**Rows**.
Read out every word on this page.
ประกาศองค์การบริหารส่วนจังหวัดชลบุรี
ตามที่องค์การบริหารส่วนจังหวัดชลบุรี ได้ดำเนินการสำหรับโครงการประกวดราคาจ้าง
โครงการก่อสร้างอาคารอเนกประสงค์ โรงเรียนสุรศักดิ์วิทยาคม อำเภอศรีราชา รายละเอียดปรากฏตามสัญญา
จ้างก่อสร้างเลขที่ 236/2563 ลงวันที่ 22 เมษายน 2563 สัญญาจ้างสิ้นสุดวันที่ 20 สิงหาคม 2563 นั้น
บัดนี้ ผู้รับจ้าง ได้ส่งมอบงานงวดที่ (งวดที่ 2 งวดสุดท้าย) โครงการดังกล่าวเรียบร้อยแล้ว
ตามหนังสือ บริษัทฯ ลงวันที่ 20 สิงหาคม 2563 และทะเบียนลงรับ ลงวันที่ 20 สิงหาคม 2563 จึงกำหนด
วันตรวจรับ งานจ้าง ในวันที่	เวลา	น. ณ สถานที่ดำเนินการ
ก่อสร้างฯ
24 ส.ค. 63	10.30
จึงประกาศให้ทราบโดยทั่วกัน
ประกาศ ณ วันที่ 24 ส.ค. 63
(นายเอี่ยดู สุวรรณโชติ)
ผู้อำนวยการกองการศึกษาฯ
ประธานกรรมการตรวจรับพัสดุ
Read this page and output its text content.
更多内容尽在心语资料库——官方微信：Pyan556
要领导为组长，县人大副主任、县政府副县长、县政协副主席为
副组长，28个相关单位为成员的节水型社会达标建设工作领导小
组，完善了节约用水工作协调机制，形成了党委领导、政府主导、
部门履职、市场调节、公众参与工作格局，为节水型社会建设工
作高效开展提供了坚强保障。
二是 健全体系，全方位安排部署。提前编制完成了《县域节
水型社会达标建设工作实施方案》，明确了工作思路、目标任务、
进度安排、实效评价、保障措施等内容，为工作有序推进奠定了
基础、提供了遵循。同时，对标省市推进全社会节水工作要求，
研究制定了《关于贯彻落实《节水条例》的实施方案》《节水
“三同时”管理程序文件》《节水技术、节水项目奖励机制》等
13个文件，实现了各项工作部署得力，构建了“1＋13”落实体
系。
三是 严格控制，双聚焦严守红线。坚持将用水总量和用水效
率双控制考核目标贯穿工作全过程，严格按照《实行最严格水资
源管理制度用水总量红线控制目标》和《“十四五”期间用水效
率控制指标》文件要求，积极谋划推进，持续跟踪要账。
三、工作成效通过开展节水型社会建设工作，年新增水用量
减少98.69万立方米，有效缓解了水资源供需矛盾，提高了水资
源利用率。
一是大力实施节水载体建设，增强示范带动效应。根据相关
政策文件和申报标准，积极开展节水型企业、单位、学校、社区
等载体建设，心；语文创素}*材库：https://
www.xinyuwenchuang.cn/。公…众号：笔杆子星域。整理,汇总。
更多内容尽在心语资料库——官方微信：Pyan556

**Goal of the exercise**. Exactly reproduce every line found in the records.

**Written solution**.
Read out every word on this page.
ประกาศองค์การบริหารส่วนจังหวัดชลบุรี
ตามที่องค์การบริหารส่วนจังหวัดชลบุรี ได้ดำเนินการสำหรับโครงการประกวดราคาจ้าง
โครงการก่อสร้างอาคารอเนกประสงค์ โรงเรียนสุรศักดิ์วิทยาคม อำเภอศรีราชา รายละเอียดปรากฏตามสัญญา
จ้างก่อสร้างเลขที่ 236/2563 ลงวันที่ 22 เมษายน 2563 สัญญาจ้างสิ้นสุดวันที่ 20 สิงหาคม 2563 นั้น
บัดนี้ ผู้รับจ้าง ได้ส่งมอบงานงวดที่ (งวดที่ 2 งวดสุดท้าย) โครงการดังกล่าวเรียบร้อยแล้ว
ตามหนังสือ บริษัทฯ ลงวันที่ 20 สิงหาคม 2563 และทะเบียนลงรับ ลงวันที่ 20 สิงหาคม 2563 จึงกำหนด
วันตรวจรับ งานจ้าง ในวันที่	เวลา	น. ณ สถานที่ดำเนินการ
ก่อสร้างฯ
24 ส.ค. 63	10.30
จึงประกาศให้ทราบโดยทั่วกัน
ประกาศ ณ วันที่ 24 ส.ค. 63
(นายเอี่ยดู สุวรรณโชติ)
ผู้อำนวยการกองการศึกษาฯ
ประธานกรรมการตรวจรับพัสดุ
Read this page and output its text content.
更多内容尽在心语资料库——官方微信：Pyan556
要领导为组长，县人大副主任、县政府副县长、县政协副主席为
副组长，28个相关单位为成员的节水型社会达标建设工作领导小
组，完善了节约用水工作协调机制，形成了党委领导、政府主导、
部门履职、市场调节、公众参与工作格局，为节水型社会建设工
作高效开展提供了坚强保障。
二是 健全体系，全方位安排部署。提前编制完成了《县域节
水型社会达标建设工作实施方案》，明确了工作思路、目标任务、
进度安排、实效评价、保障措施等内容，为工作有序推进奠定了
基础、提供了遵循。同时，对标省市推进全社会节水工作要求，
研究制定了《关于贯彻落实《节水条例》的实施方案》《节水
“三同时”管理程序文件》《节水技术、节水项目奖励机制》等
13个文件，实现了各项工作部署得力，构建了“1＋13”落实体
系。
三是 严格控制，双聚焦严守红线。坚持将用水总量和用水效
率双控制考核目标贯穿工作全过程，严格按照《实行最严格水资
源管理制度用水总量红线控制目标》和《“十四五”期间用水效
率控制指标》文件要求，积极谋划推进，持续跟踪要账。
三、工作成效通过开展节水型社会建设工作，年新增水用量
减少98.69万立方米，有效缓解了水资源供需矛盾，提高了水资
源利用率。
一是大力实施节水载体建设，增强示范带动效应。根据相关
政策文件和申报标准，积极开展节水型企业、单位、学校、社区
等载体建设，心；语文创素}*材库：https://
www.xinyuwenchuang.cn/。公…众号：笔杆子星域。整理,汇总。
更多内容尽在心语资料库——官方微信：Pyan556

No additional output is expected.